# Directive:
Can you transcribe the data exactly? Leave the pictures out.

# Task data:
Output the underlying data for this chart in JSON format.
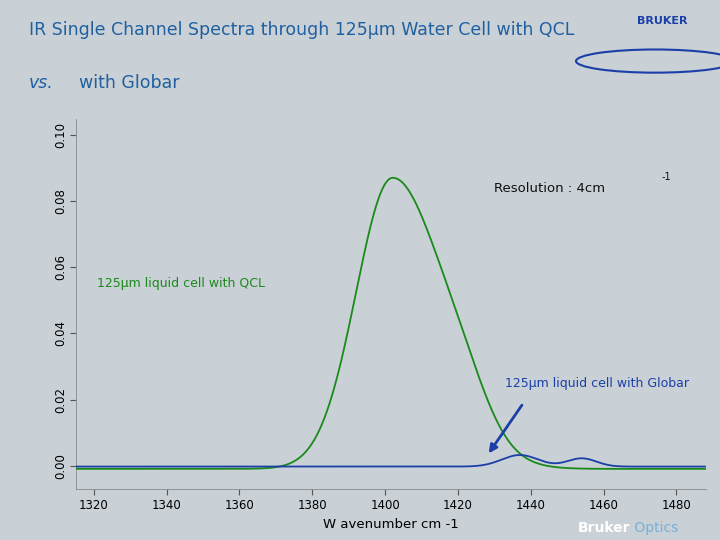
{
  "title_line1": "IR Single Channel Spectra through 125μm Water Cell with QCL",
  "title_line2_italic": "vs.",
  "title_line2_rest": "  with Globar",
  "title_color": "#2060a0",
  "xlabel": "W avenumber cm -1",
  "ylim": [
    -0.007,
    0.105
  ],
  "xlim": [
    1315,
    1488
  ],
  "xticks": [
    1320,
    1340,
    1360,
    1380,
    1400,
    1420,
    1440,
    1460,
    1480
  ],
  "yticks": [
    0.0,
    0.02,
    0.04,
    0.06,
    0.08,
    0.1
  ],
  "fig_bg_color": "#c9d0d6",
  "header_bg_color": "#e8ecef",
  "plot_bg_color": "#c9d0d6",
  "footer_bg_color": "#2060a0",
  "qcl_color": "#1a8a1a",
  "globar_color": "#1a3fa8",
  "annotation_resolution_color": "#111111",
  "annotation_qcl_color": "#1a8a1a",
  "annotation_globar_color": "#1a3fa8",
  "arrow_color": "#1a3fa8",
  "qcl_label": "125μm liquid cell with QCL",
  "globar_label": "125μm liquid cell with Globar",
  "resolution_label": "Resolution : 4cm",
  "footer_bruker": "Bruker",
  "footer_optics": " Optics"
}
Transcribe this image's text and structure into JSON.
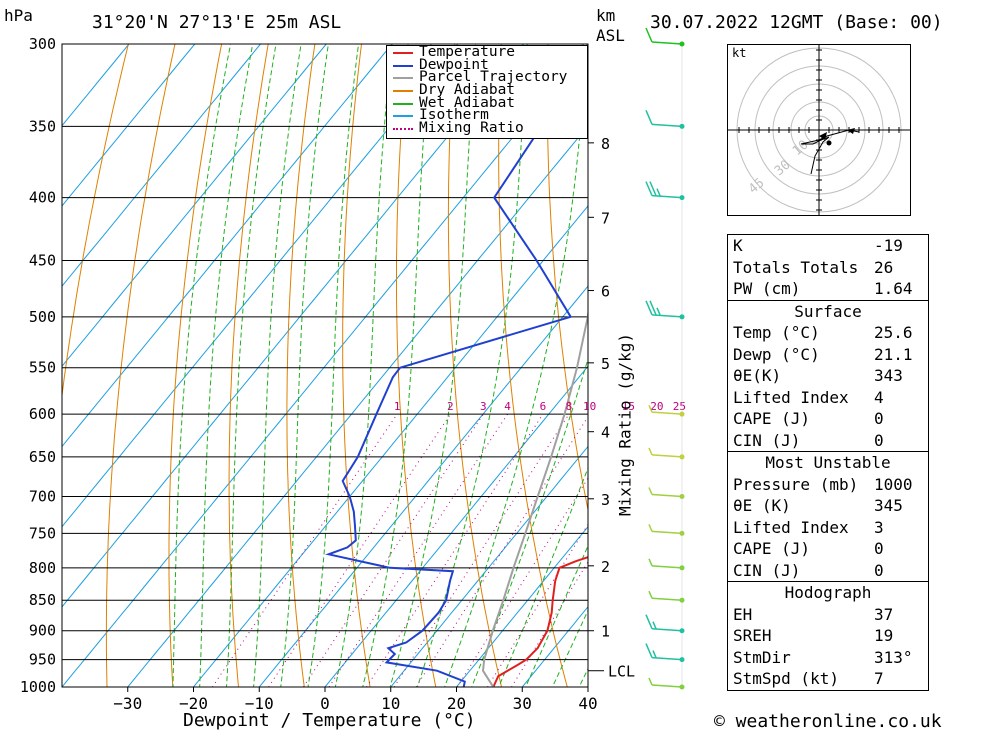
{
  "header": {
    "hpa_unit": "hPa",
    "location": "31°20'N  27°13'E  25m  ASL",
    "km_unit": "km",
    "asl_unit": "ASL",
    "datetime": "30.07.2022  12GMT  (Base: 00)"
  },
  "legend": [
    {
      "label": "Temperature",
      "color": "#e02020",
      "style": "solid"
    },
    {
      "label": "Dewpoint",
      "color": "#2040d0",
      "style": "solid"
    },
    {
      "label": "Parcel Trajectory",
      "color": "#a0a0a0",
      "style": "solid"
    },
    {
      "label": "Dry Adiabat",
      "color": "#e08000",
      "style": "solid"
    },
    {
      "label": "Wet Adiabat",
      "color": "#20b020",
      "style": "solid"
    },
    {
      "label": "Isotherm",
      "color": "#20a0e0",
      "style": "solid"
    },
    {
      "label": "Mixing Ratio",
      "color": "#c00080",
      "style": "dotted"
    }
  ],
  "chart_data": {
    "type": "line",
    "xlabel": "Dewpoint / Temperature (°C)",
    "x_ticks": [
      "−30",
      "−20",
      "−10",
      "0",
      "10",
      "20",
      "30",
      "40"
    ],
    "x_tick_values": [
      -30,
      -20,
      -10,
      0,
      10,
      20,
      30,
      40
    ],
    "xlim": [
      -40,
      40
    ],
    "pressure_levels": [
      300,
      350,
      400,
      450,
      500,
      550,
      600,
      650,
      700,
      750,
      800,
      850,
      900,
      950,
      1000
    ],
    "ylim_hpa": [
      1000,
      300
    ],
    "km_ticks": [
      "1",
      "2",
      "3",
      "4",
      "5",
      "6",
      "7",
      "8"
    ],
    "km_tick_pressures": [
      900,
      797,
      703,
      620,
      545,
      476,
      415,
      361
    ],
    "lcl_label": "LCL",
    "lcl_pressure": 970,
    "mixing_ratio_axis_label": "Mixing Ratio (g/kg)",
    "mixing_ratio_labels": [
      "1",
      "2",
      "3",
      "4",
      "6",
      "8",
      "10",
      "15",
      "20",
      "25"
    ],
    "mixing_ratio_values": [
      1,
      2,
      3,
      4,
      6,
      8,
      10,
      15,
      20,
      25
    ],
    "series": [
      {
        "name": "Temperature",
        "p": [
          1000,
          980,
          960,
          950,
          930,
          900,
          870,
          850,
          820,
          800,
          790,
          780,
          760,
          740,
          720,
          700,
          690,
          680,
          650,
          600,
          550,
          500,
          450,
          400,
          350
        ],
        "t": [
          25.6,
          25.0,
          26.5,
          27.2,
          27.5,
          26.8,
          25.2,
          23.8,
          21.8,
          20.8,
          22.5,
          24.8,
          24.8,
          24.0,
          23.0,
          21.8,
          22.3,
          22.8,
          21.4,
          18.2,
          15.0,
          11.8,
          7.4,
          2.0,
          -4.5
        ]
      },
      {
        "name": "Dewpoint",
        "p": [
          1000,
          990,
          970,
          955,
          940,
          930,
          920,
          900,
          870,
          850,
          820,
          805,
          800,
          780,
          770,
          760,
          740,
          720,
          700,
          680,
          650,
          600,
          560,
          550,
          500,
          450,
          400,
          350,
          300
        ],
        "t": [
          21.1,
          20.6,
          15.0,
          6.3,
          6.5,
          4.8,
          6.8,
          7.8,
          8.0,
          7.6,
          5.8,
          5.0,
          -5.0,
          -16.0,
          -14.0,
          -13.6,
          -15.5,
          -17.5,
          -20.0,
          -23.0,
          -23.7,
          -26.2,
          -28.3,
          -28.4,
          -8.8,
          -21.0,
          -35.3,
          -37.0,
          -29.5
        ]
      },
      {
        "name": "Parcel Trajectory",
        "p": [
          1000,
          970,
          950,
          900,
          850,
          800,
          750,
          700,
          650,
          600,
          550,
          500,
          450,
          400,
          350,
          300
        ],
        "t": [
          25.6,
          22.0,
          20.8,
          18.5,
          16.3,
          13.8,
          11.3,
          8.6,
          5.7,
          2.4,
          -1.5,
          -6.2,
          -12.0,
          -19.5,
          -29.0,
          -41.0
        ]
      }
    ]
  },
  "hodograph": {
    "unit_label": "kt",
    "ring_labels": [
      "10",
      "30",
      "45"
    ]
  },
  "wind_barbs": {
    "pressures": [
      1000,
      950,
      900,
      850,
      800,
      750,
      700,
      650,
      600,
      500,
      400,
      350,
      300
    ],
    "speeds_kt": [
      5,
      15,
      15,
      5,
      5,
      5,
      5,
      5,
      5,
      25,
      25,
      10,
      10
    ],
    "colors": [
      "#80d040",
      "#20c0a0",
      "#20c0a0",
      "#80d040",
      "#80d040",
      "#a0d040",
      "#a0d040",
      "#c0d040",
      "#c0d040",
      "#20c0a0",
      "#20c0a0",
      "#20c0a0",
      "#20c020"
    ]
  },
  "indices": {
    "k_label": "K",
    "k_value": "-19",
    "tt_label": "Totals Totals",
    "tt_value": "26",
    "pw_label": "PW (cm)",
    "pw_value": "1.64",
    "surface_title": "Surface",
    "s_temp_label": "Temp (°C)",
    "s_temp_value": "25.6",
    "s_dewp_label": "Dewp (°C)",
    "s_dewp_value": "21.1",
    "s_thetae_label": "θE(K)",
    "s_thetae_value": "343",
    "s_li_label": "Lifted Index",
    "s_li_value": "4",
    "s_cape_label": "CAPE (J)",
    "s_cape_value": "0",
    "s_cin_label": "CIN (J)",
    "s_cin_value": "0",
    "mu_title": "Most Unstable",
    "mu_pres_label": "Pressure (mb)",
    "mu_pres_value": "1000",
    "mu_thetae_label": "θE (K)",
    "mu_thetae_value": "345",
    "mu_li_label": "Lifted Index",
    "mu_li_value": "3",
    "mu_cape_label": "CAPE (J)",
    "mu_cape_value": "0",
    "mu_cin_label": "CIN (J)",
    "mu_cin_value": "0",
    "hodo_title": "Hodograph",
    "eh_label": "EH",
    "eh_value": "37",
    "sreh_label": "SREH",
    "sreh_value": "19",
    "stmdir_label": "StmDir",
    "stmdir_value": "313°",
    "stmspd_label": "StmSpd (kt)",
    "stmspd_value": "7"
  },
  "footer": {
    "copyright": "© weatheronline.co.uk"
  }
}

# Solution:
Output the underlying data for this chart in JSON format.
{
  "title_line1": "IR Single Channel Spectra through 125μm Water Cell with QCL",
  "title_line2_italic": "vs.",
  "title_line2_rest": "  with Globar",
  "title_color": "#2060a0",
  "xlabel": "W avenumber cm -1",
  "ylim": [
    -0.007,
    0.105
  ],
  "xlim": [
    1315,
    1488
  ],
  "xticks": [
    1320,
    1340,
    1360,
    1380,
    1400,
    1420,
    1440,
    1460,
    1480
  ],
  "yticks": [
    0.0,
    0.02,
    0.04,
    0.06,
    0.08,
    0.1
  ],
  "fig_bg_color": "#c9d0d6",
  "header_bg_color": "#e8ecef",
  "plot_bg_color": "#c9d0d6",
  "footer_bg_color": "#2060a0",
  "qcl_color": "#1a8a1a",
  "globar_color": "#1a3fa8",
  "annotation_resolution_color": "#111111",
  "annotation_qcl_color": "#1a8a1a",
  "annotation_globar_color": "#1a3fa8",
  "arrow_color": "#1a3fa8",
  "qcl_label": "125μm liquid cell with QCL",
  "globar_label": "125μm liquid cell with Globar",
  "resolution_label": "Resolution : 4cm",
  "footer_bruker": "Bruker",
  "footer_optics": " Optics"
}
Transcribe this image's text and structure into JSON.
{
  "header": {
    "hpa_unit": "hPa",
    "location": "31°20'N  27°13'E  25m  ASL",
    "km_unit": "km",
    "asl_unit": "ASL",
    "datetime": "30.07.2022  12GMT  (Base: 00)"
  },
  "legend": [
    {
      "label": "Temperature",
      "color": "#e02020",
      "style": "solid"
    },
    {
      "label": "Dewpoint",
      "color": "#2040d0",
      "style": "solid"
    },
    {
      "label": "Parcel Trajectory",
      "color": "#a0a0a0",
      "style": "solid"
    },
    {
      "label": "Dry Adiabat",
      "color": "#e08000",
      "style": "solid"
    },
    {
      "label": "Wet Adiabat",
      "color": "#20b020",
      "style": "solid"
    },
    {
      "label": "Isotherm",
      "color": "#20a0e0",
      "style": "solid"
    },
    {
      "label": "Mixing Ratio",
      "color": "#c00080",
      "style": "dotted"
    }
  ],
  "chart_data": {
    "type": "line",
    "xlabel": "Dewpoint / Temperature (°C)",
    "x_ticks": [
      "−30",
      "−20",
      "−10",
      "0",
      "10",
      "20",
      "30",
      "40"
    ],
    "x_tick_values": [
      -30,
      -20,
      -10,
      0,
      10,
      20,
      30,
      40
    ],
    "xlim": [
      -40,
      40
    ],
    "pressure_levels": [
      300,
      350,
      400,
      450,
      500,
      550,
      600,
      650,
      700,
      750,
      800,
      850,
      900,
      950,
      1000
    ],
    "ylim_hpa": [
      1000,
      300
    ],
    "km_ticks": [
      "1",
      "2",
      "3",
      "4",
      "5",
      "6",
      "7",
      "8"
    ],
    "km_tick_pressures": [
      900,
      797,
      703,
      620,
      545,
      476,
      415,
      361
    ],
    "lcl_label": "LCL",
    "lcl_pressure": 970,
    "mixing_ratio_axis_label": "Mixing Ratio (g/kg)",
    "mixing_ratio_labels": [
      "1",
      "2",
      "3",
      "4",
      "6",
      "8",
      "10",
      "15",
      "20",
      "25"
    ],
    "mixing_ratio_values": [
      1,
      2,
      3,
      4,
      6,
      8,
      10,
      15,
      20,
      25
    ],
    "series": [
      {
        "name": "Temperature",
        "p": [
          1000,
          980,
          960,
          950,
          930,
          900,
          870,
          850,
          820,
          800,
          790,
          780,
          760,
          740,
          720,
          700,
          690,
          680,
          650,
          600,
          550,
          500,
          450,
          400,
          350
        ],
        "t": [
          25.6,
          25.0,
          26.5,
          27.2,
          27.5,
          26.8,
          25.2,
          23.8,
          21.8,
          20.8,
          22.5,
          24.8,
          24.8,
          24.0,
          23.0,
          21.8,
          22.3,
          22.8,
          21.4,
          18.2,
          15.0,
          11.8,
          7.4,
          2.0,
          -4.5
        ]
      },
      {
        "name": "Dewpoint",
        "p": [
          1000,
          990,
          970,
          955,
          940,
          930,
          920,
          900,
          870,
          850,
          820,
          805,
          800,
          780,
          770,
          760,
          740,
          720,
          700,
          680,
          650,
          600,
          560,
          550,
          500,
          450,
          400,
          350,
          300
        ],
        "t": [
          21.1,
          20.6,
          15.0,
          6.3,
          6.5,
          4.8,
          6.8,
          7.8,
          8.0,
          7.6,
          5.8,
          5.0,
          -5.0,
          -16.0,
          -14.0,
          -13.6,
          -15.5,
          -17.5,
          -20.0,
          -23.0,
          -23.7,
          -26.2,
          -28.3,
          -28.4,
          -8.8,
          -21.0,
          -35.3,
          -37.0,
          -29.5
        ]
      },
      {
        "name": "Parcel Trajectory",
        "p": [
          1000,
          970,
          950,
          900,
          850,
          800,
          750,
          700,
          650,
          600,
          550,
          500,
          450,
          400,
          350,
          300
        ],
        "t": [
          25.6,
          22.0,
          20.8,
          18.5,
          16.3,
          13.8,
          11.3,
          8.6,
          5.7,
          2.4,
          -1.5,
          -6.2,
          -12.0,
          -19.5,
          -29.0,
          -41.0
        ]
      }
    ]
  },
  "hodograph": {
    "unit_label": "kt",
    "ring_labels": [
      "10",
      "30",
      "45"
    ]
  },
  "wind_barbs": {
    "pressures": [
      1000,
      950,
      900,
      850,
      800,
      750,
      700,
      650,
      600,
      500,
      400,
      350,
      300
    ],
    "speeds_kt": [
      5,
      15,
      15,
      5,
      5,
      5,
      5,
      5,
      5,
      25,
      25,
      10,
      10
    ],
    "colors": [
      "#80d040",
      "#20c0a0",
      "#20c0a0",
      "#80d040",
      "#80d040",
      "#a0d040",
      "#a0d040",
      "#c0d040",
      "#c0d040",
      "#20c0a0",
      "#20c0a0",
      "#20c0a0",
      "#20c020"
    ]
  },
  "indices": {
    "k_label": "K",
    "k_value": "-19",
    "tt_label": "Totals Totals",
    "tt_value": "26",
    "pw_label": "PW (cm)",
    "pw_value": "1.64",
    "surface_title": "Surface",
    "s_temp_label": "Temp (°C)",
    "s_temp_value": "25.6",
    "s_dewp_label": "Dewp (°C)",
    "s_dewp_value": "21.1",
    "s_thetae_label": "θE(K)",
    "s_thetae_value": "343",
    "s_li_label": "Lifted Index",
    "s_li_value": "4",
    "s_cape_label": "CAPE (J)",
    "s_cape_value": "0",
    "s_cin_label": "CIN (J)",
    "s_cin_value": "0",
    "mu_title": "Most Unstable",
    "mu_pres_label": "Pressure (mb)",
    "mu_pres_value": "1000",
    "mu_thetae_label": "θE (K)",
    "mu_thetae_value": "345",
    "mu_li_label": "Lifted Index",
    "mu_li_value": "3",
    "mu_cape_label": "CAPE (J)",
    "mu_cape_value": "0",
    "mu_cin_label": "CIN (J)",
    "mu_cin_value": "0",
    "hodo_title": "Hodograph",
    "eh_label": "EH",
    "eh_value": "37",
    "sreh_label": "SREH",
    "sreh_value": "19",
    "stmdir_label": "StmDir",
    "stmdir_value": "313°",
    "stmspd_label": "StmSpd (kt)",
    "stmspd_value": "7"
  },
  "footer": {
    "copyright": "© weatheronline.co.uk"
  }
}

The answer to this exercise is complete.